Data records
▬▬▬▬▬▬

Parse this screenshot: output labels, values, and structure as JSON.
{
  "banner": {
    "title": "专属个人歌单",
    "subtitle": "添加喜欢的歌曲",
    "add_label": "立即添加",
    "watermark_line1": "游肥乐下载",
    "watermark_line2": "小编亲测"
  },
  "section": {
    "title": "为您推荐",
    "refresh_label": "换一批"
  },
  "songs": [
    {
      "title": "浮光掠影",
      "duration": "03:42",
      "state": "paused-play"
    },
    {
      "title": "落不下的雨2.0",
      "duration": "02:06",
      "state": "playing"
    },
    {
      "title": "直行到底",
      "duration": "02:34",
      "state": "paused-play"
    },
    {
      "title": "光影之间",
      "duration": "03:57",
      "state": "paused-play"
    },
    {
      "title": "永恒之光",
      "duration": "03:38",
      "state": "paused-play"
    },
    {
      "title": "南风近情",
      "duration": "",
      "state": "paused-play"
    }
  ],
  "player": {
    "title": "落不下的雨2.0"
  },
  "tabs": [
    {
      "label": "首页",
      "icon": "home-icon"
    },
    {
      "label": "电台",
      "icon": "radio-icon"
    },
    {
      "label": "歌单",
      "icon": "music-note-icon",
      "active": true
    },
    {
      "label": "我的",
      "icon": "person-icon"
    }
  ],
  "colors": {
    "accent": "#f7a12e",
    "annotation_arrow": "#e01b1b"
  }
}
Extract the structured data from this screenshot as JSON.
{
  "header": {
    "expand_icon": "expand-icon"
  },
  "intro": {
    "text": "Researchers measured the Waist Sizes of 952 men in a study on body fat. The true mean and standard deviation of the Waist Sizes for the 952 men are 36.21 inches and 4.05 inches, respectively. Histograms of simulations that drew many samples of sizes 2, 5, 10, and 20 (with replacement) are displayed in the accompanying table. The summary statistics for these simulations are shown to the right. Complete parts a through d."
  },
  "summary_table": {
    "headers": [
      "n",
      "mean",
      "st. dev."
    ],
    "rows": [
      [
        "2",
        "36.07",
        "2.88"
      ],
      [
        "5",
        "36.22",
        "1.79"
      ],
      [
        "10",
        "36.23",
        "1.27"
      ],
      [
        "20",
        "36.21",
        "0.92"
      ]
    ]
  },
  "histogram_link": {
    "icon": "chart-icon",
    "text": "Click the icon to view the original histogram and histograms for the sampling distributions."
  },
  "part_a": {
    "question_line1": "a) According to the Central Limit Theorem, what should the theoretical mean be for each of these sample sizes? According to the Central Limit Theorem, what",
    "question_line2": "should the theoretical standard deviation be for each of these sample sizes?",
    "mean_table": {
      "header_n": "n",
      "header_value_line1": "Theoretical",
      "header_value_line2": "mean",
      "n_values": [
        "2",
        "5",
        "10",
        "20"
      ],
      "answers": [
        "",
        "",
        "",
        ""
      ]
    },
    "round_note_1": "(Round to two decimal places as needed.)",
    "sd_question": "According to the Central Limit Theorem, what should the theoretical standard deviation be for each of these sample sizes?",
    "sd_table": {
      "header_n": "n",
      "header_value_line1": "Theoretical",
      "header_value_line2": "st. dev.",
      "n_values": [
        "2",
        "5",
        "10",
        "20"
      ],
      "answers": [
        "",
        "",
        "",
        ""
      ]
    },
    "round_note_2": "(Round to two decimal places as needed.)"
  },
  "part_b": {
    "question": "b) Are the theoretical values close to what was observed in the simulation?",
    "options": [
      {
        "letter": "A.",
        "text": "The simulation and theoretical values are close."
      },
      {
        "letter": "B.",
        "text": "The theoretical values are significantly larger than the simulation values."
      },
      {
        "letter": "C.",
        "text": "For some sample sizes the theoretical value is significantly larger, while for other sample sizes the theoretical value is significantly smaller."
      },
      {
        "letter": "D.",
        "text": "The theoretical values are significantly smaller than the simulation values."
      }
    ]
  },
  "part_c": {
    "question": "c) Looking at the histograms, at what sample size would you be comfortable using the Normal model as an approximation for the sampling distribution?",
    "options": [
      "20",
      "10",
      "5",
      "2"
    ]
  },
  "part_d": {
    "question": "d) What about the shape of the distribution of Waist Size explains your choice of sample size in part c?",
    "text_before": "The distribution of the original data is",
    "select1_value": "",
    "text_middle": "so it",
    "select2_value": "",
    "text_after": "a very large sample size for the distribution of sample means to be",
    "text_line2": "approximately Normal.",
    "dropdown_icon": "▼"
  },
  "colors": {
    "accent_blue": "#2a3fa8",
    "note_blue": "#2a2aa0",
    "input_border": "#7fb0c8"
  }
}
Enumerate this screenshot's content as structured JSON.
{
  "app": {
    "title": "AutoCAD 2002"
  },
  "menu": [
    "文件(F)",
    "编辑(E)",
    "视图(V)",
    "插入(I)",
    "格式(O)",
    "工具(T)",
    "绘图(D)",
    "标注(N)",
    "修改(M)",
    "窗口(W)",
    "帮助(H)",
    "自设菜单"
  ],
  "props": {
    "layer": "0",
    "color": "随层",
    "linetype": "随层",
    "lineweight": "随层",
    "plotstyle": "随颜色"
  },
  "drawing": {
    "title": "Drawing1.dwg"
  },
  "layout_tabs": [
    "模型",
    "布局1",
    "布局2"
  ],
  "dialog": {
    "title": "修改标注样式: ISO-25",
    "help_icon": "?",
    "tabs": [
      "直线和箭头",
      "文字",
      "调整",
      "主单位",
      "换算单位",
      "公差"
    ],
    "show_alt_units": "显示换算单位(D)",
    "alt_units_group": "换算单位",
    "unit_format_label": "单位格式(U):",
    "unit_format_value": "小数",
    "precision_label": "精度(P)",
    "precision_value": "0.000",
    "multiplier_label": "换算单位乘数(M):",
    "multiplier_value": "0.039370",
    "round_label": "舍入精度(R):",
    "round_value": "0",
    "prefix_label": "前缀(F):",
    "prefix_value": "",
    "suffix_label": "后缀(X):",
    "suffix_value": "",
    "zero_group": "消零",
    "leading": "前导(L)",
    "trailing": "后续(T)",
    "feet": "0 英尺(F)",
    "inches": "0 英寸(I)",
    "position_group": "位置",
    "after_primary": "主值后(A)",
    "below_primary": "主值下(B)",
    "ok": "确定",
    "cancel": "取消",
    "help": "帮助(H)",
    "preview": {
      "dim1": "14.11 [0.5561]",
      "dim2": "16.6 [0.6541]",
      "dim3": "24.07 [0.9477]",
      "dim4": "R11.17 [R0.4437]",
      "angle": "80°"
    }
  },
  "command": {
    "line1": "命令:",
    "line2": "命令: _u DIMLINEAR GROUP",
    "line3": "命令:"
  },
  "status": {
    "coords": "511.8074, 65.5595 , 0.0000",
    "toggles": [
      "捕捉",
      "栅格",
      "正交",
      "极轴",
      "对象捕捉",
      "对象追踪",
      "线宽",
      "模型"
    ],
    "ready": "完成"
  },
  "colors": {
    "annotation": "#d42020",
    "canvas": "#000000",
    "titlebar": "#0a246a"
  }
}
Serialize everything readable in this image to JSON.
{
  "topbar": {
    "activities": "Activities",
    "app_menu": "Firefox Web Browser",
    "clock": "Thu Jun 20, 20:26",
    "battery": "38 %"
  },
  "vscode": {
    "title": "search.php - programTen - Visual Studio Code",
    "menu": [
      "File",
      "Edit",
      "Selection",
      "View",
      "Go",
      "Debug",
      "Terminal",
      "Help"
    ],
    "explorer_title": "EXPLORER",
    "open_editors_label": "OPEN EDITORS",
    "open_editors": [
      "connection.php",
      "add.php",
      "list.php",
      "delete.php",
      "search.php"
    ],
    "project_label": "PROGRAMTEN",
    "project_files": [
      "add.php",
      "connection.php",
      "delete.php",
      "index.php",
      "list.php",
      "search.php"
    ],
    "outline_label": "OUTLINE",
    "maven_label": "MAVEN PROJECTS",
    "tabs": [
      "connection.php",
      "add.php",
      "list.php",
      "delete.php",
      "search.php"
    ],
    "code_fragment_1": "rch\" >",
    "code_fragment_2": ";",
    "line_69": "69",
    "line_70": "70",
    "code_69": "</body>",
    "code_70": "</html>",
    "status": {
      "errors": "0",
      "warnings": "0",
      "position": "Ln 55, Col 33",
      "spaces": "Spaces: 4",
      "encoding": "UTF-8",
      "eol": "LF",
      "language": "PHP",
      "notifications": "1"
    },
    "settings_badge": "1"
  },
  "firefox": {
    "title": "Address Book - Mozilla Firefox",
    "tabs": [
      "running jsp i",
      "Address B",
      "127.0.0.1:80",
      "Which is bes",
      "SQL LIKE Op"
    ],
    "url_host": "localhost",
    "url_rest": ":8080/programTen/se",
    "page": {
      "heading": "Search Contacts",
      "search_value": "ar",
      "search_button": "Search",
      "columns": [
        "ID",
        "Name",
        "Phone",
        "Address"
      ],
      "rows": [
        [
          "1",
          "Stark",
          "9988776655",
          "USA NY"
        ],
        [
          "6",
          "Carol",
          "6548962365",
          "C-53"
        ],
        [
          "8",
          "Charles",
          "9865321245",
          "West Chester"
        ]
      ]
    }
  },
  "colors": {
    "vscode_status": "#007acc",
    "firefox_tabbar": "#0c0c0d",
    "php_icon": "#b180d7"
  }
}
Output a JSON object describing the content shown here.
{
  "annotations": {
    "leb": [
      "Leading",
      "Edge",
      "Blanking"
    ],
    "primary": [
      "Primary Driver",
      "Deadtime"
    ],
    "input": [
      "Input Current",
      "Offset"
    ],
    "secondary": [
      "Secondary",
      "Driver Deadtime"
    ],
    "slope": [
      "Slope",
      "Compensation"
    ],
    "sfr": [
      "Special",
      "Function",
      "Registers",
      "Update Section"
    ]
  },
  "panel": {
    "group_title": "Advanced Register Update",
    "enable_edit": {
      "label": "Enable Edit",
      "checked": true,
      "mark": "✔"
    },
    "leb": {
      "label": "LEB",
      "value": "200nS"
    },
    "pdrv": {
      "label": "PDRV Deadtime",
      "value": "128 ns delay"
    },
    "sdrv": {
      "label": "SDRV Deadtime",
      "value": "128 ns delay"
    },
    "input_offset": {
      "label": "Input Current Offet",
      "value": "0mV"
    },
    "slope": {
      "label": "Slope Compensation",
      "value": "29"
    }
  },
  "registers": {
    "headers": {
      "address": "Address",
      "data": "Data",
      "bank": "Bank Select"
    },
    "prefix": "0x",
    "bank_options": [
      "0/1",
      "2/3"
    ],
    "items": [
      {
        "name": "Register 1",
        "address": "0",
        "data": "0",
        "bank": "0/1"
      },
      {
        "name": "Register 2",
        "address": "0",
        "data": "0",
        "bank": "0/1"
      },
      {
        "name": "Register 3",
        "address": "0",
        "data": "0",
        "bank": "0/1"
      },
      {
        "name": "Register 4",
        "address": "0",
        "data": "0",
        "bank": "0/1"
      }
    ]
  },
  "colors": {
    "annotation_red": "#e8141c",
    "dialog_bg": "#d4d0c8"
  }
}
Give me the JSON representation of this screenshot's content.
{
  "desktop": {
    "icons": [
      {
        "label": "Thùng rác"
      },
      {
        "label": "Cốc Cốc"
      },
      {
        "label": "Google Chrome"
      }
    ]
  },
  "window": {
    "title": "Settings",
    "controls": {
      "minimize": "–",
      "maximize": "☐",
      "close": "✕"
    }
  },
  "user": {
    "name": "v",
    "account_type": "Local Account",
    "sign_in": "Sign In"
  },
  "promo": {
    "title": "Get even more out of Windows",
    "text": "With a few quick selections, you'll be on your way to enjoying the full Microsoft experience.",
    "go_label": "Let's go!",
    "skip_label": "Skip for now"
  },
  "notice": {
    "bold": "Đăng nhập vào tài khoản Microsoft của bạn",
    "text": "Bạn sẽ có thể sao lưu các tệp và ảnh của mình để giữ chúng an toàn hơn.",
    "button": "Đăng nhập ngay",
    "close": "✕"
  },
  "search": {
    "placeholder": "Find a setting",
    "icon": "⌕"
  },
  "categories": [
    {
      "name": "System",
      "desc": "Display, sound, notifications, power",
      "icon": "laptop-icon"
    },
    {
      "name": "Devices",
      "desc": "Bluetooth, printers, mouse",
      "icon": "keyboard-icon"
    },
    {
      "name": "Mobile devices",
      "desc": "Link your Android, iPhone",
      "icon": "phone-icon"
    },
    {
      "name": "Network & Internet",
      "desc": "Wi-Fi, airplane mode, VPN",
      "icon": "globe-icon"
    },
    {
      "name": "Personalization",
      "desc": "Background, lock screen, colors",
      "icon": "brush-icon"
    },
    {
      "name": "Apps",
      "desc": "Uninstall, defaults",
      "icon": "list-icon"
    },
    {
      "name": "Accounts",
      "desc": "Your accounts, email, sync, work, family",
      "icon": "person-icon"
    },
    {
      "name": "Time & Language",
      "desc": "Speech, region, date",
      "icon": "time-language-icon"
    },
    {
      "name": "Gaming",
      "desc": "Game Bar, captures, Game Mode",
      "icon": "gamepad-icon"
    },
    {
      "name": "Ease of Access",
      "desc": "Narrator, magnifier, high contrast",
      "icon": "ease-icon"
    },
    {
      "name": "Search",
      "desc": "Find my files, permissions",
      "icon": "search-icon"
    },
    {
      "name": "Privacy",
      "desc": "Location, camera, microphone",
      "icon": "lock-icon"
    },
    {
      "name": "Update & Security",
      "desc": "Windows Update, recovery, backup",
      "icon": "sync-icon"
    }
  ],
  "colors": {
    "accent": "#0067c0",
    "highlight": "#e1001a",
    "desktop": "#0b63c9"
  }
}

▬▬▬▬▬▬

• **WHAT THE TASK ASKS**
Read the entries and show each line that mentions "body".

• **WRITTEN RESPONSE**
    "text": "Researchers measured the Waist Sizes of 952 men in a study on body fat. The true mean and standard deviation of the Waist Sizes for the 952 men are 36.21 inches and 4.05 inches, respectively. Histograms of simulations that drew many samples of sizes 2, 5, 10, and 20 (with replacement) are displayed in the accompanying table. The summary statistics for these simulations are shown to the right. Complete parts a through d."
    "code_69": "</body>",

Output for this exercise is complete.